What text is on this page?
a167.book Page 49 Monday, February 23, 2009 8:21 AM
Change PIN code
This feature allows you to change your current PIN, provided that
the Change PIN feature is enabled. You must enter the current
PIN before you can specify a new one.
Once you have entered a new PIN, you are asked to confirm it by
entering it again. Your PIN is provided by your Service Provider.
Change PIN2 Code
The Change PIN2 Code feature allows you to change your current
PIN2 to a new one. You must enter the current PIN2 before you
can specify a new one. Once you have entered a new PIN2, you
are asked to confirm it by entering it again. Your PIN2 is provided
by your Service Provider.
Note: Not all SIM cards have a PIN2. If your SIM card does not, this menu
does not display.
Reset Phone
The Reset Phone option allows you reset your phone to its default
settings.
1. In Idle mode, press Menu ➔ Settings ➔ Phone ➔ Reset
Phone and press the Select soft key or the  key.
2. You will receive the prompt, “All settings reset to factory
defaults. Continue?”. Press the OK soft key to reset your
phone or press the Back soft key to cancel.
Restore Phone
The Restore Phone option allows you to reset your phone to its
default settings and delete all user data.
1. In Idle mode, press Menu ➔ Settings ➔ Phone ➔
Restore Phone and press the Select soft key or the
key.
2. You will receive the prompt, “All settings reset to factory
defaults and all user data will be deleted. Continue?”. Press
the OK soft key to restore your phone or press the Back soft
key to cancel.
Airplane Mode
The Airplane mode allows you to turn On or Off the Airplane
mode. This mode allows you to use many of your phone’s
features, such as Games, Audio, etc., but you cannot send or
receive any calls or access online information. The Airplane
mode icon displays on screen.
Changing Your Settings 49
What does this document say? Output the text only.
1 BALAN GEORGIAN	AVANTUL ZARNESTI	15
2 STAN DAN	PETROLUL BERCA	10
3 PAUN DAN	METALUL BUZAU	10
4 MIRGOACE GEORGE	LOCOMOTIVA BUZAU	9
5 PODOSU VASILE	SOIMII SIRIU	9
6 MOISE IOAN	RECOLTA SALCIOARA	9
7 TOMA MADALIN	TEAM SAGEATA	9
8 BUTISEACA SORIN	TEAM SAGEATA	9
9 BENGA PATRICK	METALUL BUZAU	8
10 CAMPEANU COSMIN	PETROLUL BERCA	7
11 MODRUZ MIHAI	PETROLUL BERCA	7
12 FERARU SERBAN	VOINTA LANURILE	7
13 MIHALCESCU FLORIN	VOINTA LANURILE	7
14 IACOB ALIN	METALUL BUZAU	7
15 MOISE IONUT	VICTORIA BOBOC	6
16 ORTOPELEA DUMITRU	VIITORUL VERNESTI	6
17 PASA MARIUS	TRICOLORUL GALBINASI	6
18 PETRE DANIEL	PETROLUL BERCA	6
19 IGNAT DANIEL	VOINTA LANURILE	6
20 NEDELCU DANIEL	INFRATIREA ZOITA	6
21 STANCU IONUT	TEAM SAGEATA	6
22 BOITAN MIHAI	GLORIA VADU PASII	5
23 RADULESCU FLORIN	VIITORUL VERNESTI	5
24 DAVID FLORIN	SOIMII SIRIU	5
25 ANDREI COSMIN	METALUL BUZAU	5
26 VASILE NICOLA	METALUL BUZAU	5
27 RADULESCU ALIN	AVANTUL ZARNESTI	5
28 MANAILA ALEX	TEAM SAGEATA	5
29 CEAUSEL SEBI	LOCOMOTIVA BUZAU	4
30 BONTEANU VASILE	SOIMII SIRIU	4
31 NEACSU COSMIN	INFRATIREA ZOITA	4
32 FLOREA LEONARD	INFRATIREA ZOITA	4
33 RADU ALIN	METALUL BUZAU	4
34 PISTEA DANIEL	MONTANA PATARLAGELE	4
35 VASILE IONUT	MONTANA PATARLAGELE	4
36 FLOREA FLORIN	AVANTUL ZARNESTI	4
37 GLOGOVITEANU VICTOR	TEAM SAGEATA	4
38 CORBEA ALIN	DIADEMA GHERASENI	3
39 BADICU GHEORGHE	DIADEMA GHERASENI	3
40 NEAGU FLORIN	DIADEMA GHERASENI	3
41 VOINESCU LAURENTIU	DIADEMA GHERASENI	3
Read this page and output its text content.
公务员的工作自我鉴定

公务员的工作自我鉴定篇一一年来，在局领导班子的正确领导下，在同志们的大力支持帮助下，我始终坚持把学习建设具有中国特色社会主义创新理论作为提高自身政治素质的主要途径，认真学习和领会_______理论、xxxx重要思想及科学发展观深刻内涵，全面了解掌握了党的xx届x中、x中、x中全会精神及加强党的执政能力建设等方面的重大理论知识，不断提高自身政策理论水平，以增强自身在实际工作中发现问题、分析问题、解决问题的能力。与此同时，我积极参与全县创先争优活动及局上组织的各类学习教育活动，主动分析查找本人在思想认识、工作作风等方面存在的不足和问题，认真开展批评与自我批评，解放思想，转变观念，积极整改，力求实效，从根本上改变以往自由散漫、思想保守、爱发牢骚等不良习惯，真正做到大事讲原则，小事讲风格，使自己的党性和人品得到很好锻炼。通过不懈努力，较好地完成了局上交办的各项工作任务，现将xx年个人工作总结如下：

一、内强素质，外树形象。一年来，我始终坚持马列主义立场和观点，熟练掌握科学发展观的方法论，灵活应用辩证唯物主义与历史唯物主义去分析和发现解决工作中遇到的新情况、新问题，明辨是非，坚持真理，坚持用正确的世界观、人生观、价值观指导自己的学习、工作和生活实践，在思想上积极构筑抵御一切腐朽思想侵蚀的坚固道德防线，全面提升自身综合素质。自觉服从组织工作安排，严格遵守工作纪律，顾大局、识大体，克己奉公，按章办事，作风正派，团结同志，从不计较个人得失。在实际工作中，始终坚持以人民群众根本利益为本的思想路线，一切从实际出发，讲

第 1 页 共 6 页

**EXERCISE OBJECTIVE:** Across the material above, count every line holding "Provider" and write down only the number.

**ANSWER TO THE PROBLEM:** 2